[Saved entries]
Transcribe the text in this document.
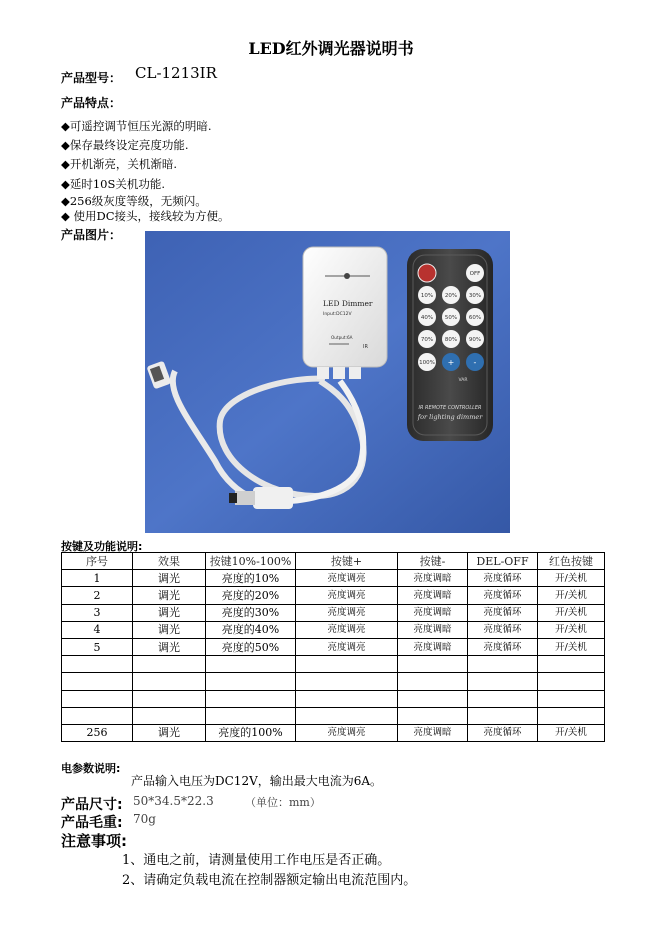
LED红外调光器说明书
产品型号： CL-1213IR
产品特点：
◆可遥控调节恒压光源的明暗.
◆保存最终设定亮度功能.
◆开机渐亮，关机渐暗.
◆延时10S关机功能.
◆256级灰度等级，无频闪。
◆ 使用DC接头，接线较为方便。
产品图片：
LED Dimmer
Input:DC12V
Output:6A
IR
OFF
10% 20% 30%
40% 50% 60%
70% 80% 90%
100% + -
VAR
IR REMOTE CONTROLLER
for lighting dimmer
按键及功能说明:
序号	效果	按键10%-100%	按键+	按键-	DEL-OFF	红色按键
1	调光	亮度的10%	亮度调亮	亮度调暗	亮度循环	开/关机
2	调光	亮度的20%	亮度调亮	亮度调暗	亮度循环	开/关机
3	调光	亮度的30%	亮度调亮	亮度调暗	亮度循环	开/关机
4	调光	亮度的40%	亮度调亮	亮度调暗	亮度循环	开/关机
5	调光	亮度的50%	亮度调亮	亮度调暗	亮度循环	开/关机

256	调光	亮度的100%	亮度调亮	亮度调暗	亮度循环	开/关机
电参数说明:
产品输入电压为DC12V，输出最大电流为6A。
产品尺寸: 50*34.5*22.3	（单位：mm）
产品毛重: 70g
注意事项:
1、通电之前，请测量使用工作电压是否正确。
2、请确定负载电流在控制器额定输出电流范围内。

▶ Exercise description
Where a line of the data holds "亮度调暗", show that line.

▶ Reply to the task
1	调光	亮度的10%	亮度调亮	亮度调暗	亮度循环	开/关机
2	调光	亮度的20%	亮度调亮	亮度调暗	亮度循环	开/关机
3	调光	亮度的30%	亮度调亮	亮度调暗	亮度循环	开/关机
4	调光	亮度的40%	亮度调亮	亮度调暗	亮度循环	开/关机
5	调光	亮度的50%	亮度调亮	亮度调暗	亮度循环	开/关机
256	调光	亮度的100%	亮度调亮	亮度调暗	亮度循环	开/关机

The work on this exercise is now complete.